** STORED DATA follows **

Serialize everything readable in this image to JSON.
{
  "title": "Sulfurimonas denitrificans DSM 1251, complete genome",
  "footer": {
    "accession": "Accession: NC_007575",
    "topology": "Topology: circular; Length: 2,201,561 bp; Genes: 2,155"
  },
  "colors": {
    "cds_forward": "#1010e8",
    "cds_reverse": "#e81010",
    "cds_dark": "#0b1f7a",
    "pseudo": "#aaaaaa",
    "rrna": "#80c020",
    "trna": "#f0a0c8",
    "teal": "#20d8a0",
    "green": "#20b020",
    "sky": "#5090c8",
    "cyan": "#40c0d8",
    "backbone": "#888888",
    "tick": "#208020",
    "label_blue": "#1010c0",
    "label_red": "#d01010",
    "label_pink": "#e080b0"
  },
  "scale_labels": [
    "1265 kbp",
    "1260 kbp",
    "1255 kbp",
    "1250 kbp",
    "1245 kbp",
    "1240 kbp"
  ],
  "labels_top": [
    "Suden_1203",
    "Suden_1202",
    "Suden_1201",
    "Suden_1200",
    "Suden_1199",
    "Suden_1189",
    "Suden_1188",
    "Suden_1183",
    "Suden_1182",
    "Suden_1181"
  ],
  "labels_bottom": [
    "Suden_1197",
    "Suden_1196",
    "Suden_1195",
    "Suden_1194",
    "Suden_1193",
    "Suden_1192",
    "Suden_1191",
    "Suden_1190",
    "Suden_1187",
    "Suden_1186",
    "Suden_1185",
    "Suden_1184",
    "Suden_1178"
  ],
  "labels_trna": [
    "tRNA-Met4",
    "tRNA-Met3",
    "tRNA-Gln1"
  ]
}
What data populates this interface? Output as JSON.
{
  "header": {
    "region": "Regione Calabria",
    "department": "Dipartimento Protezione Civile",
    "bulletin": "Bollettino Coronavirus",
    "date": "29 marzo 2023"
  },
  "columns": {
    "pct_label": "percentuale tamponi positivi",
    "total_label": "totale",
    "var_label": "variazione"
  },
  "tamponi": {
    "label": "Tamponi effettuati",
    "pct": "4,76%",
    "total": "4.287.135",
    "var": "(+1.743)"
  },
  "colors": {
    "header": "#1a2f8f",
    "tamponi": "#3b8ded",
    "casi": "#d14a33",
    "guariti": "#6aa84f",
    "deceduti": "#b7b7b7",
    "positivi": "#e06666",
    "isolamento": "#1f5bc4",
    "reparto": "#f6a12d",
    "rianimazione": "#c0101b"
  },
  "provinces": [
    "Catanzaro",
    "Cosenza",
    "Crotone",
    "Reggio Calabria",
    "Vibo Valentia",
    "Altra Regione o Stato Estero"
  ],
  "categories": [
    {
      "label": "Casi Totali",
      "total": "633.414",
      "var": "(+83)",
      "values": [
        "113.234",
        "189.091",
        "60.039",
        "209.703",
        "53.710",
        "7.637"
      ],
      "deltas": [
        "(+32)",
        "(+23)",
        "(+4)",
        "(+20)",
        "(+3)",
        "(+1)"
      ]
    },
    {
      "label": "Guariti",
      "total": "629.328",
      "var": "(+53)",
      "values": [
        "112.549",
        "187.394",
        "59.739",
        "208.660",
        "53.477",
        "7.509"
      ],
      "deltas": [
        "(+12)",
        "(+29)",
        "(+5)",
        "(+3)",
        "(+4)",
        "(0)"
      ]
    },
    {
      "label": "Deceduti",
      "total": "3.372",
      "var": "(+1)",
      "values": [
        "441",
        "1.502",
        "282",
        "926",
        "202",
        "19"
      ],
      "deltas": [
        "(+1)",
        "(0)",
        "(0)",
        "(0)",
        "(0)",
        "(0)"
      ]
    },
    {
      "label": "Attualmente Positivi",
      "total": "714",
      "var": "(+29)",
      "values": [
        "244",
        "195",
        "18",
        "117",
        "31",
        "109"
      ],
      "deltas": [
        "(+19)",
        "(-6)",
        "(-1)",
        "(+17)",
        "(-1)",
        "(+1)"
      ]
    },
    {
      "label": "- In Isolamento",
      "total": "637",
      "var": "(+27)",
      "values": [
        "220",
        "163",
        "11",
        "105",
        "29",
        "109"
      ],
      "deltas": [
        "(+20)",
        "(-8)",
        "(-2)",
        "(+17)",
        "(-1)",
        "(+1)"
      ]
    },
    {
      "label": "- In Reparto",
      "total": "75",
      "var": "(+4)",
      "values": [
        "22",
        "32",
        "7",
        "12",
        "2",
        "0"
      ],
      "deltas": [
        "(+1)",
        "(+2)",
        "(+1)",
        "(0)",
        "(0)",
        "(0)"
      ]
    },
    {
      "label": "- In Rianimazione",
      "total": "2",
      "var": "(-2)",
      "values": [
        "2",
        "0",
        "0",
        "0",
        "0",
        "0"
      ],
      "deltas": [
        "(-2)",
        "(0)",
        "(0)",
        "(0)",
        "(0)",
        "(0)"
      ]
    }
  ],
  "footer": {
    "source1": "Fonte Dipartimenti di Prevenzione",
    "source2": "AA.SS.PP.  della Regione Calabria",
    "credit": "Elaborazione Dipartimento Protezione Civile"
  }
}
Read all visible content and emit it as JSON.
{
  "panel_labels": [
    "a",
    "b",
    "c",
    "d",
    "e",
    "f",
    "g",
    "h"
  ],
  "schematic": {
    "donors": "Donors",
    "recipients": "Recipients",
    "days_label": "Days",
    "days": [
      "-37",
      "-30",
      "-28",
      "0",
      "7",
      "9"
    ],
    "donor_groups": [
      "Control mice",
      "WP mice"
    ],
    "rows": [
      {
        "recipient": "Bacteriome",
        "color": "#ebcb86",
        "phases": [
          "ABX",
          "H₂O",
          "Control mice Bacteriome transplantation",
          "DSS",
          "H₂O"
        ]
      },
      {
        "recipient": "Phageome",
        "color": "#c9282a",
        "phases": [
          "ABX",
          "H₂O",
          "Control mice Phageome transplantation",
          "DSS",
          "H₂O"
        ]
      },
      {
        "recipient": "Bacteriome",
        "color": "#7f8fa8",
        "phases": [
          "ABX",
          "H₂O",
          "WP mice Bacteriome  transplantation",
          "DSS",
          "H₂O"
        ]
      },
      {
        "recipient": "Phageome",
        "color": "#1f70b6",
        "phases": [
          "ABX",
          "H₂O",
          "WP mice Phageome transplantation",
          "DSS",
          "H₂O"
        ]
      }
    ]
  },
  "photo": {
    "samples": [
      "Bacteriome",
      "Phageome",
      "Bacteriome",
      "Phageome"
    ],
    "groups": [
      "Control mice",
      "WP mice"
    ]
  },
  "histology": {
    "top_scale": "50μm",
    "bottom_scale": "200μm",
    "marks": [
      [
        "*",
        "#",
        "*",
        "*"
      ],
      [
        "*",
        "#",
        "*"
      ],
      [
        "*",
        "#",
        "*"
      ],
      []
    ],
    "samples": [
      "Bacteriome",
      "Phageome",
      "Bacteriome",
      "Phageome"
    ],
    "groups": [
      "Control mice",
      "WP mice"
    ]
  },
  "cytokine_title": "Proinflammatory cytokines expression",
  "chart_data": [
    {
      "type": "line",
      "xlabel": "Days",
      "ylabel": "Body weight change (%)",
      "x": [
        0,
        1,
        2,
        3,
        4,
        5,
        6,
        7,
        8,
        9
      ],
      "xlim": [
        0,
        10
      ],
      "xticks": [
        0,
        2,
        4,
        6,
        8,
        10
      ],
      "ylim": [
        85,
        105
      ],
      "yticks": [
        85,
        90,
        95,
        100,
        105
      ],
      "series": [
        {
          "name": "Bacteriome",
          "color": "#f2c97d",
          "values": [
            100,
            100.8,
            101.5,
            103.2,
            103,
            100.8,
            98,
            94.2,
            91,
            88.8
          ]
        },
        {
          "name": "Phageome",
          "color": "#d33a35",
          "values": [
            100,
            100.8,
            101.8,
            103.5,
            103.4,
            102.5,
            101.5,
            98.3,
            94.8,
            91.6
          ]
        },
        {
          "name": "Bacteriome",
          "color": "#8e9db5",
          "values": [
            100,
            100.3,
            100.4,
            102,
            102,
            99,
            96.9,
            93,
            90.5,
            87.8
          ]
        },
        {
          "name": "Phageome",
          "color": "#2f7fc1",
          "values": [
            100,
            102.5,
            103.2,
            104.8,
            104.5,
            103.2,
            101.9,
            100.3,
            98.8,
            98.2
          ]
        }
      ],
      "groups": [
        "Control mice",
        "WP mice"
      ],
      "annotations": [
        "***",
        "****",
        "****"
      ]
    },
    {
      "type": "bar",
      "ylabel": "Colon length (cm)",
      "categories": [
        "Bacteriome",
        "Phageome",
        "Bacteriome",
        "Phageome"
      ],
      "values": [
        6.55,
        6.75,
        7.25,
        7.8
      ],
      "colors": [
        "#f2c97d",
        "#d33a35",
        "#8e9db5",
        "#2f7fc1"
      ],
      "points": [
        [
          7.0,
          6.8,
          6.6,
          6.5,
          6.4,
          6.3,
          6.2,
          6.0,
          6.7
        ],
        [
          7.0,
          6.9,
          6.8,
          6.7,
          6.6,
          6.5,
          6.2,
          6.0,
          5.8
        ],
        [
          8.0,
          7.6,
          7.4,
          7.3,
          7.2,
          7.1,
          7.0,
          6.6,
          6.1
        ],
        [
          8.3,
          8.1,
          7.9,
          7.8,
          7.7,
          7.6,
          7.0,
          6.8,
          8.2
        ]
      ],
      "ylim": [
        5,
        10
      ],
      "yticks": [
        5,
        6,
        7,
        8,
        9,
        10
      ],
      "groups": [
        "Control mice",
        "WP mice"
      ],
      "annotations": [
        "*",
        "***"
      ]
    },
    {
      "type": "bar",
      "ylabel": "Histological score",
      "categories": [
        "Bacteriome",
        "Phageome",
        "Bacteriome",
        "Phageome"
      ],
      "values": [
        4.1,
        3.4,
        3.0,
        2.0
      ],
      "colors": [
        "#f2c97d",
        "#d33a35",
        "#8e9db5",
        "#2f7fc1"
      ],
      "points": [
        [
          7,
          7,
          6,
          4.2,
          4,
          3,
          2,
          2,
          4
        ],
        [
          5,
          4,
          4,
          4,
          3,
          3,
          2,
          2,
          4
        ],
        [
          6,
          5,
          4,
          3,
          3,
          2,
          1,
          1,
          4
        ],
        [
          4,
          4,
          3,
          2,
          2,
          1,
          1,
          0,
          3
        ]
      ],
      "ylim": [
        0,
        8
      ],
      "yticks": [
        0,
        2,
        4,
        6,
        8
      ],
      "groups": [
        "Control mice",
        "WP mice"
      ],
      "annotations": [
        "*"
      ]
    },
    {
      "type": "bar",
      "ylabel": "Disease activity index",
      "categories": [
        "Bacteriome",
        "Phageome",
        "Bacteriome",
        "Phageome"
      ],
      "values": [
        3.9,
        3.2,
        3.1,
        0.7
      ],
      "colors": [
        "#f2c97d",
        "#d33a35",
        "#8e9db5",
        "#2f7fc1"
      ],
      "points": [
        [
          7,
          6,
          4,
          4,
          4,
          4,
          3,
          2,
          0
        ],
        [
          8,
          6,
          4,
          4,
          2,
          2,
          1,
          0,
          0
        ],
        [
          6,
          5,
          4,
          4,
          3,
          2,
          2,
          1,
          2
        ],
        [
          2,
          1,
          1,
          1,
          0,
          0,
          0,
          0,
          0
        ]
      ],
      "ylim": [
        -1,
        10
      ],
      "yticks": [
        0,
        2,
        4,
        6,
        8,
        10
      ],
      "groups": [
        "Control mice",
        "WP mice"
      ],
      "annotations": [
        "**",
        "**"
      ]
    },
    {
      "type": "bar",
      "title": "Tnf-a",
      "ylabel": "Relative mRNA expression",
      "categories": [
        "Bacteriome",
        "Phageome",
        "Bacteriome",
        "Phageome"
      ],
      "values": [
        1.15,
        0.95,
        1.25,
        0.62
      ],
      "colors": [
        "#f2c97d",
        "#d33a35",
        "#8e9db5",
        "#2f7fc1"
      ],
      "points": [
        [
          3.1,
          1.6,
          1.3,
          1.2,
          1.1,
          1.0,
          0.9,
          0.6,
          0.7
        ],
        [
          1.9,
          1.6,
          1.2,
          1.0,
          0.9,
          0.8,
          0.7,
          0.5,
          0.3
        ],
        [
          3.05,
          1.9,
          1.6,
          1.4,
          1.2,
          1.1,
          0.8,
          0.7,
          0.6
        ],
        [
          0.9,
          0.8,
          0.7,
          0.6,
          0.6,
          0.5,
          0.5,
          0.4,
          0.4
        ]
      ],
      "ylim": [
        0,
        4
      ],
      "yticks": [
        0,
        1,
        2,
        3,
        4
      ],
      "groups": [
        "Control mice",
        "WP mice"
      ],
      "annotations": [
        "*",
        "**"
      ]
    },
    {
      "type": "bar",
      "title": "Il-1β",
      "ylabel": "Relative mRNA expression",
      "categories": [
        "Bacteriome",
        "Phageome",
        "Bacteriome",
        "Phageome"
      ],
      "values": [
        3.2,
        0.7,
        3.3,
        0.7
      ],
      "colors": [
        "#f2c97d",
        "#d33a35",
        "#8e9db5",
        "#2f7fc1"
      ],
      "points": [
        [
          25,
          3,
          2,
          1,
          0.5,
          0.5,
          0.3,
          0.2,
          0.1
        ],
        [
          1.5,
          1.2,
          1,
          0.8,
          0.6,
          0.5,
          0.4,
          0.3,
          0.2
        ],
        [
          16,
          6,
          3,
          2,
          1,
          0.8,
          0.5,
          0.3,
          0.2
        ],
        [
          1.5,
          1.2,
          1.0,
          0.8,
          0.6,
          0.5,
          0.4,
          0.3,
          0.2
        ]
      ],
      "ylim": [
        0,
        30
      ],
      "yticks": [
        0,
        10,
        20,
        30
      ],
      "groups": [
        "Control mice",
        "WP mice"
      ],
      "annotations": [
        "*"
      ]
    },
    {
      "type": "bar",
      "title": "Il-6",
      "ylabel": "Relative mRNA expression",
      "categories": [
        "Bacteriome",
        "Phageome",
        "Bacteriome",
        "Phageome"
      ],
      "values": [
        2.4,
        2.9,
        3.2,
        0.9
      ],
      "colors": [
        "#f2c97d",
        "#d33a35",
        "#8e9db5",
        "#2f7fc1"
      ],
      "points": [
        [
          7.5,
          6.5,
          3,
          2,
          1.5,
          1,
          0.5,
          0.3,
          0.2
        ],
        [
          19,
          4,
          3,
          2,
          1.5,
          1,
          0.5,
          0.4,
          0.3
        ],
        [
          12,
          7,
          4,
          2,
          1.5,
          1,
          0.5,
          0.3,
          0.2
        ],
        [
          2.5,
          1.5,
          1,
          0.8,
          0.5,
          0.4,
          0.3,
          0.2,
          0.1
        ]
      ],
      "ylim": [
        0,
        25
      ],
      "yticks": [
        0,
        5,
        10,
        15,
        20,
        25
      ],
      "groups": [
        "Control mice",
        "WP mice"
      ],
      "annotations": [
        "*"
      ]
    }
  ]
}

** End of STORED DATA **

**WORK INSTRUCTION**
If a line in the records above contains the string "JSON", copy that line out.

**RESPONSE TO THIS EXERCISE**
Serialize everything readable in this image to JSON.
What data populates this interface? Output as JSON.
Read all visible content and emit it as JSON.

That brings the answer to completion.